(What you should do)
Filter these entries so that only lines with the word "noise" remain.

[Working data start]

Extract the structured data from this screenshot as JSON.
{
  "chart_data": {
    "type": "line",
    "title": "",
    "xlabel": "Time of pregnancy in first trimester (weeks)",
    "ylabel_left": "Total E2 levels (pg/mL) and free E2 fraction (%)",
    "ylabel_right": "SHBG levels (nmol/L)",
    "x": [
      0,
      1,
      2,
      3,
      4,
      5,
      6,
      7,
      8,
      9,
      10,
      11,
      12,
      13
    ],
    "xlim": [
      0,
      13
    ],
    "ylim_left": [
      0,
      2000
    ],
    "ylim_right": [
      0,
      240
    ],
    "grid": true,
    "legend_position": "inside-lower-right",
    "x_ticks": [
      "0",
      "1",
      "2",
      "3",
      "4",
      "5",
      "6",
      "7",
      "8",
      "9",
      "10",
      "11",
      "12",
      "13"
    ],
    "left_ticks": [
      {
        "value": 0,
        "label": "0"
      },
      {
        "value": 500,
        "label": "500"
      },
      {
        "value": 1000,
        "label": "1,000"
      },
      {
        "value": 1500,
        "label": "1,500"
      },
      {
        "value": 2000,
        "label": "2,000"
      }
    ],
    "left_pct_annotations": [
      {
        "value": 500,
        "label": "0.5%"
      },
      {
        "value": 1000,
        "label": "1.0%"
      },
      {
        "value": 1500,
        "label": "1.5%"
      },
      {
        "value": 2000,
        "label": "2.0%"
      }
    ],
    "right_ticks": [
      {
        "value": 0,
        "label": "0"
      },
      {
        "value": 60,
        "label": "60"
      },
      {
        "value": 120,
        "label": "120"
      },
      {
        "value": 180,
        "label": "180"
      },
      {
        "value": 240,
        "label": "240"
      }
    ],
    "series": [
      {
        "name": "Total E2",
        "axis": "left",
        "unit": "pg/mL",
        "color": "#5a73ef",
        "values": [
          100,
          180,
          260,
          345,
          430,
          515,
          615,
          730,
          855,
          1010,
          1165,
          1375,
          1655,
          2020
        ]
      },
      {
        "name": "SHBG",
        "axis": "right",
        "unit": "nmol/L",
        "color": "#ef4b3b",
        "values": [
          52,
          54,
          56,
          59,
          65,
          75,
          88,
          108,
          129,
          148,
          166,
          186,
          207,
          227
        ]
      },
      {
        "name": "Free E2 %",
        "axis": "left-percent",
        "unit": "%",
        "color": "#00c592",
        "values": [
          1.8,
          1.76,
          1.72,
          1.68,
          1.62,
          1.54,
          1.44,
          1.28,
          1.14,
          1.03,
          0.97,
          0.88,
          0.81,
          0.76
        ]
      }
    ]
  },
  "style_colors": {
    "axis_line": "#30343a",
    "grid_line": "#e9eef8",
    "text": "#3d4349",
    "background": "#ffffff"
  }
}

[Working data end]
[Working data start]

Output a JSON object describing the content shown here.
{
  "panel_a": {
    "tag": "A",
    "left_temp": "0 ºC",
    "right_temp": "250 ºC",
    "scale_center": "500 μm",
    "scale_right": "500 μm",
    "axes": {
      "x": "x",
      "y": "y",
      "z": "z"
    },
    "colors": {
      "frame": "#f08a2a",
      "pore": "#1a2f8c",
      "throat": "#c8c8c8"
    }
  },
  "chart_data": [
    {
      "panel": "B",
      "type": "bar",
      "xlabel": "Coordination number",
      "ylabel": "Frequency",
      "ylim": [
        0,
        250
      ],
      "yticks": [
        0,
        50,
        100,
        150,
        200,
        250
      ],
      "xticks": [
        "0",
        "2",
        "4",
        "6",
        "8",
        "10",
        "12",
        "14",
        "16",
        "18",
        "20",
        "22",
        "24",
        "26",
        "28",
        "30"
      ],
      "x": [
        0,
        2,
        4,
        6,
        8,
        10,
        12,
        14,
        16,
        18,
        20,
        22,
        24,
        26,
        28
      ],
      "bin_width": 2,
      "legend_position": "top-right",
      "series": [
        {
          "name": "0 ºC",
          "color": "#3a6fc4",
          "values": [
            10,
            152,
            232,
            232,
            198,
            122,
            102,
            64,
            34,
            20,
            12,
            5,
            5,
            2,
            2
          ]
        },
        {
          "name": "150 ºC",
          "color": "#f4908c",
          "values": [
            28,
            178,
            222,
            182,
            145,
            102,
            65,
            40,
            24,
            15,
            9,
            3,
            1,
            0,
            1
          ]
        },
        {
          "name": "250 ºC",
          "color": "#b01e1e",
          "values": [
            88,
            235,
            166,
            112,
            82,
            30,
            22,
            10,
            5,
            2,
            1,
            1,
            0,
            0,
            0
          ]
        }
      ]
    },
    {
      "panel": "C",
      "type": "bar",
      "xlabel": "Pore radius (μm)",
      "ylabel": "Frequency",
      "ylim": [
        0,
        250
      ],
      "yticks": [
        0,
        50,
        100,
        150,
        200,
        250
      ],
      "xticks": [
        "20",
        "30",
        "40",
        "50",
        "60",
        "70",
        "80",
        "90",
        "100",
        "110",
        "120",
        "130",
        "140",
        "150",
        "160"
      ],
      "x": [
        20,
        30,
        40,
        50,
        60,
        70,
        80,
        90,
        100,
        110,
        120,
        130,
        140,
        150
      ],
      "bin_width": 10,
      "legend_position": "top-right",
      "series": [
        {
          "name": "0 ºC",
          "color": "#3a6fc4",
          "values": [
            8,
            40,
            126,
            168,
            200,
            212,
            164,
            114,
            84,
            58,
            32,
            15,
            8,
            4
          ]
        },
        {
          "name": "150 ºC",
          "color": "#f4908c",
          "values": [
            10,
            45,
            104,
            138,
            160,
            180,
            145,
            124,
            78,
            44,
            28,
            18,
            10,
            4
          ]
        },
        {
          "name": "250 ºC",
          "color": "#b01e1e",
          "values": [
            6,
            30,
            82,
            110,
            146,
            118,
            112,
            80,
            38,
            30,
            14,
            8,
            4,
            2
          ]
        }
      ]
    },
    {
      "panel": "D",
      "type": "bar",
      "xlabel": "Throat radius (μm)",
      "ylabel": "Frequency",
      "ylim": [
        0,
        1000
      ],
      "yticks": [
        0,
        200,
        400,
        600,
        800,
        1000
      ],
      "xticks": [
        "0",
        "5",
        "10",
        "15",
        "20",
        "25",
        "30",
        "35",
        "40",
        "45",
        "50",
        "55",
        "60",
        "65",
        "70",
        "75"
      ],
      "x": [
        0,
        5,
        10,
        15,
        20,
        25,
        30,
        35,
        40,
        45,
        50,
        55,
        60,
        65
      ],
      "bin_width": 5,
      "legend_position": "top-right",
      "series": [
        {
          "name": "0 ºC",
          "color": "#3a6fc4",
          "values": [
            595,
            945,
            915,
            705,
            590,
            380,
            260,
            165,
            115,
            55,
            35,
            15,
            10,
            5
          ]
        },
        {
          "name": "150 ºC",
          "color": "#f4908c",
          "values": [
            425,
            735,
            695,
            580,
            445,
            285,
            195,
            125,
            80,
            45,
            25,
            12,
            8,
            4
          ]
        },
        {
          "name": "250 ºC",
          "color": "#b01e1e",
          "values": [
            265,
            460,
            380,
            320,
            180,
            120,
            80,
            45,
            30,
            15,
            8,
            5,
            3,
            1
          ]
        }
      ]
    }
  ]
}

[Working data end]
[Working data start]

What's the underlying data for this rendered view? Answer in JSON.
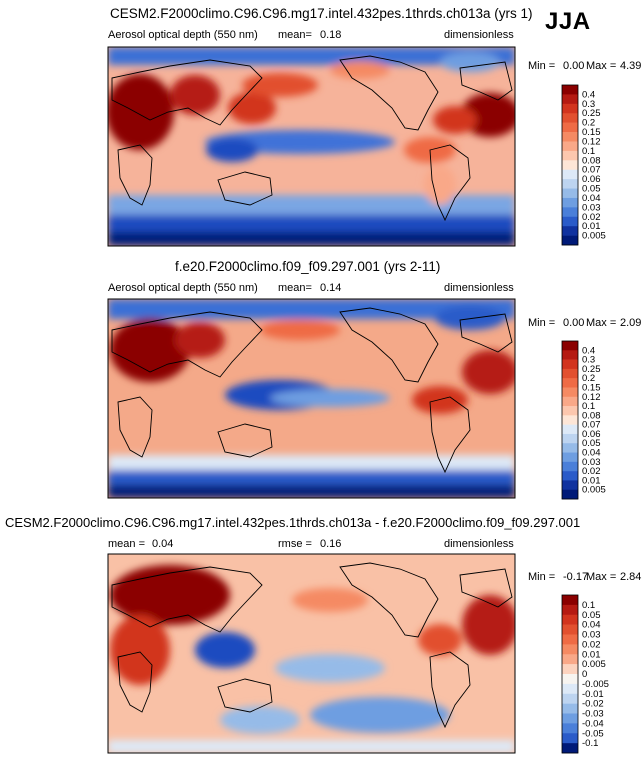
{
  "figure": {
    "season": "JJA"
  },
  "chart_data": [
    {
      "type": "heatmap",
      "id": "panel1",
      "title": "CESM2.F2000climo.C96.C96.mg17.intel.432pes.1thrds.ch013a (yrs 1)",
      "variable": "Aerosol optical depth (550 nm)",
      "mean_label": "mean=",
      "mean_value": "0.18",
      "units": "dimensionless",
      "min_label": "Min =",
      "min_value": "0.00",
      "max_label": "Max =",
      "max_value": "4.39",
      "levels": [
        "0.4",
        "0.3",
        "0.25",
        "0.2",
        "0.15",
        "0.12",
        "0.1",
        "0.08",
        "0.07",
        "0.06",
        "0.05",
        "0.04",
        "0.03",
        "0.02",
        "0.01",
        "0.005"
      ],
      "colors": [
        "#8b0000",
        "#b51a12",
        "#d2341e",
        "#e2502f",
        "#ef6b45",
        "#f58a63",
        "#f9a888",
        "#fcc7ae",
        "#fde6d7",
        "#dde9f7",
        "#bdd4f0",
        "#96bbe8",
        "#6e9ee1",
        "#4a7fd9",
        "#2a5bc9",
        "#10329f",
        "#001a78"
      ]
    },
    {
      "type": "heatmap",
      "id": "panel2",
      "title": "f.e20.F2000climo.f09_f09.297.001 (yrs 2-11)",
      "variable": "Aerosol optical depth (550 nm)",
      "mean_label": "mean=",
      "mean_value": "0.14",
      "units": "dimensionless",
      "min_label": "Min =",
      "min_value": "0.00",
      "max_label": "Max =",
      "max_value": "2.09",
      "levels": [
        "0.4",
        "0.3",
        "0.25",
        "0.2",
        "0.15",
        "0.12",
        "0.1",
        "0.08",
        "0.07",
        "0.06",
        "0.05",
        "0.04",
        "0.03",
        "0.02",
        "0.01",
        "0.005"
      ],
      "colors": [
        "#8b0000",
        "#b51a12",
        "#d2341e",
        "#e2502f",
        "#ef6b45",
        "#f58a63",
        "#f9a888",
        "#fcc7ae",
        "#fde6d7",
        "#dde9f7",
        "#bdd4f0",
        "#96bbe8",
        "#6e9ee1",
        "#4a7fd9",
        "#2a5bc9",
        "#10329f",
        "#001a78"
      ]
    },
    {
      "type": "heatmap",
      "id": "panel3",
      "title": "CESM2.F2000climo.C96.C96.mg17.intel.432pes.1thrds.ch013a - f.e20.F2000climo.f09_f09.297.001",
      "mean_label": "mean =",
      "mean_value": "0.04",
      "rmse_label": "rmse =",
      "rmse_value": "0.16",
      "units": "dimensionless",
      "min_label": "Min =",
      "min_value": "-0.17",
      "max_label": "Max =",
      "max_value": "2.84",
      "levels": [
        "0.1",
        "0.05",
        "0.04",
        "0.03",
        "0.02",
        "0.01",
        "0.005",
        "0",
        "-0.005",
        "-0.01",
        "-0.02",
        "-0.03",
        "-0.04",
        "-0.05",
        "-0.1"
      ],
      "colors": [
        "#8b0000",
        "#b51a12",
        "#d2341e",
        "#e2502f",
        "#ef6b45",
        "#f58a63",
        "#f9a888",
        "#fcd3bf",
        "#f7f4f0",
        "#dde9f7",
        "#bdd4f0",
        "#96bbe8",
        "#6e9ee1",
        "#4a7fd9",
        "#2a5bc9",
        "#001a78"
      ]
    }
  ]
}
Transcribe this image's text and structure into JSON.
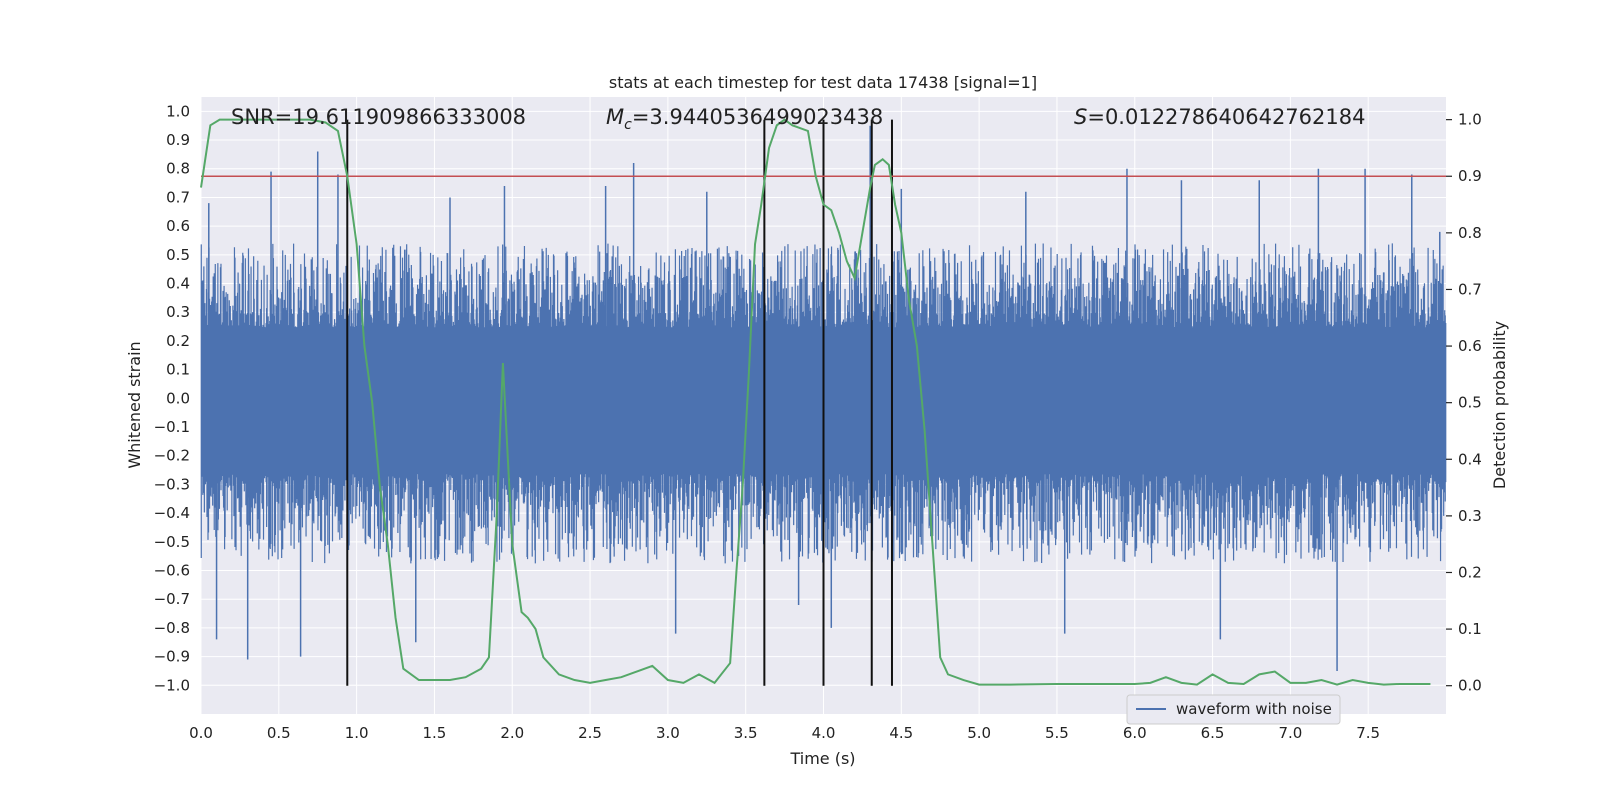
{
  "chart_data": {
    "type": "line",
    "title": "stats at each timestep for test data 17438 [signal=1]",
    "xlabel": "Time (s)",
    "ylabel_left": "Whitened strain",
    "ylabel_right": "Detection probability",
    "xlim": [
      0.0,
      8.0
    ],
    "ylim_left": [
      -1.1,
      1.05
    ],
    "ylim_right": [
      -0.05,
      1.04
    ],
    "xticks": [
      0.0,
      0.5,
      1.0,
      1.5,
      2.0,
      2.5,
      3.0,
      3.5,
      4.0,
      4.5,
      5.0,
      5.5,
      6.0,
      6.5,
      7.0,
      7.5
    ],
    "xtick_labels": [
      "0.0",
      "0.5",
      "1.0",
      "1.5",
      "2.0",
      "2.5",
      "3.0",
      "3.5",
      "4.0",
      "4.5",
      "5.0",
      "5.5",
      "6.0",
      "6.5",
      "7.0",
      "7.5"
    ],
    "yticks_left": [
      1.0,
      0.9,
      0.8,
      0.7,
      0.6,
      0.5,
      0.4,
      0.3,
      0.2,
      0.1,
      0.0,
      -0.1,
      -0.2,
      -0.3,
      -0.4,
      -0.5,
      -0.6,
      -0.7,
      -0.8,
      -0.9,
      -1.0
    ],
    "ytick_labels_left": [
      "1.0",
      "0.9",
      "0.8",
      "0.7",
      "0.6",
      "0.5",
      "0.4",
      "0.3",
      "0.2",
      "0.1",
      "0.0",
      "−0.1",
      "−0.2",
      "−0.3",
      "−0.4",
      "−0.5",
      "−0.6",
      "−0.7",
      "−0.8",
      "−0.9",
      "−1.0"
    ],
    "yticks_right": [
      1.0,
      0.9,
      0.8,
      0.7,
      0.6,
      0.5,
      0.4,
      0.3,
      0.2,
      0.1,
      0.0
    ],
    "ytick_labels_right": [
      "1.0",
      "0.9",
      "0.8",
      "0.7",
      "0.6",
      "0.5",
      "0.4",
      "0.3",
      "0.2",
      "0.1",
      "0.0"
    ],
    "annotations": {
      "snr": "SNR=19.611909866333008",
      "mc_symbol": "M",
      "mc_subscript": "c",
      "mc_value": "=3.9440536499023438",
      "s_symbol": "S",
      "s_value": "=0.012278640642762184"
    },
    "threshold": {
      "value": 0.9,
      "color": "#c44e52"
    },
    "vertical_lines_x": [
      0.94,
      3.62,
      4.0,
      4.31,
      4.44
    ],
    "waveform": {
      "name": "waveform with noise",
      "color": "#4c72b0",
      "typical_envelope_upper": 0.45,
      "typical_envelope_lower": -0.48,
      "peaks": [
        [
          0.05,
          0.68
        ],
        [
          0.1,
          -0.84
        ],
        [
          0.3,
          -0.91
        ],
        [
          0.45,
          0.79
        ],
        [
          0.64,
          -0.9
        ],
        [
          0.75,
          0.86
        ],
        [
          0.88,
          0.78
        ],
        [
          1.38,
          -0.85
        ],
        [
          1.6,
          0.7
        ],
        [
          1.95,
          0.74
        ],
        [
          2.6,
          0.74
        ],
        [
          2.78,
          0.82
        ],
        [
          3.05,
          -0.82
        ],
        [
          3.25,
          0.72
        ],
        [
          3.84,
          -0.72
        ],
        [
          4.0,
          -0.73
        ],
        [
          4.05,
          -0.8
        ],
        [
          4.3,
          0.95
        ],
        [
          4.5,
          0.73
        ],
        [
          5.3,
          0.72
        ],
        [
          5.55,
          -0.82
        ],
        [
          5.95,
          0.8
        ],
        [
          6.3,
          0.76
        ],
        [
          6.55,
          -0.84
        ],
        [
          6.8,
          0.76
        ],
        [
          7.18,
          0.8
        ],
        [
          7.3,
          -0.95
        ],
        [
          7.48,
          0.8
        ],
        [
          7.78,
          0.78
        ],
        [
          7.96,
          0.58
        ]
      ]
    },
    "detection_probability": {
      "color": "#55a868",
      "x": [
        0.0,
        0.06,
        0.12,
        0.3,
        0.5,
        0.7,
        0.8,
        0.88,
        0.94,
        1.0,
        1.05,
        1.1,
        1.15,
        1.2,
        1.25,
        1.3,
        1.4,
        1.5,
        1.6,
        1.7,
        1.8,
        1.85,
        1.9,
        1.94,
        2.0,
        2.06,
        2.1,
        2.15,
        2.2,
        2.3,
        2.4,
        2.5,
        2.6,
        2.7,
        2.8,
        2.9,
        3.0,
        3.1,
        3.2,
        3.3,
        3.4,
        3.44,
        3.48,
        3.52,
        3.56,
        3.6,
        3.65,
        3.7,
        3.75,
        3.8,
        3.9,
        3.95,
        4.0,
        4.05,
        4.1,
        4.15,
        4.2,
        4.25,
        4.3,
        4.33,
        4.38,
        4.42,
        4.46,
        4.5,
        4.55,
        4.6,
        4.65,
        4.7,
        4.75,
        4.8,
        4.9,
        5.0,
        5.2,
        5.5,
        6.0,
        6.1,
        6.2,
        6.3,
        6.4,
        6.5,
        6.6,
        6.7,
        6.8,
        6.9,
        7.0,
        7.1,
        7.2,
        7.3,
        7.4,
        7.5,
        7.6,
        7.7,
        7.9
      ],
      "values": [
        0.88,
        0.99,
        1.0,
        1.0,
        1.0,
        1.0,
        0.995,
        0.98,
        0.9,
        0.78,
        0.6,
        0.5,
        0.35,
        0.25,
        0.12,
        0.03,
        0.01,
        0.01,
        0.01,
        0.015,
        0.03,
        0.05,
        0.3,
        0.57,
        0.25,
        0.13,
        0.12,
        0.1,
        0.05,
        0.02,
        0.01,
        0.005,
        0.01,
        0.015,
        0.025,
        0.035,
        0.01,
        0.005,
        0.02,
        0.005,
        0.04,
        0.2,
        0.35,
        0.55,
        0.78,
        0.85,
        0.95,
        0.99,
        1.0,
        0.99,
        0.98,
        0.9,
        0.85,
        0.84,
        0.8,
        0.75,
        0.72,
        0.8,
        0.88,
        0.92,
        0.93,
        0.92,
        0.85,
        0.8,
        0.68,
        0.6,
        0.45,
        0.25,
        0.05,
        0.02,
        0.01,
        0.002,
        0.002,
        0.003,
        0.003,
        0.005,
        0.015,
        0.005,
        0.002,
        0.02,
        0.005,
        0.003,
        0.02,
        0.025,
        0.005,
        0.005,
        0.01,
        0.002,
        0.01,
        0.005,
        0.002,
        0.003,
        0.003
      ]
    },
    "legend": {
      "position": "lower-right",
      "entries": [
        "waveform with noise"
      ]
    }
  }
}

[Working data end]

(Correct response)
      "name": "waveform with noise",
        "waveform with noise"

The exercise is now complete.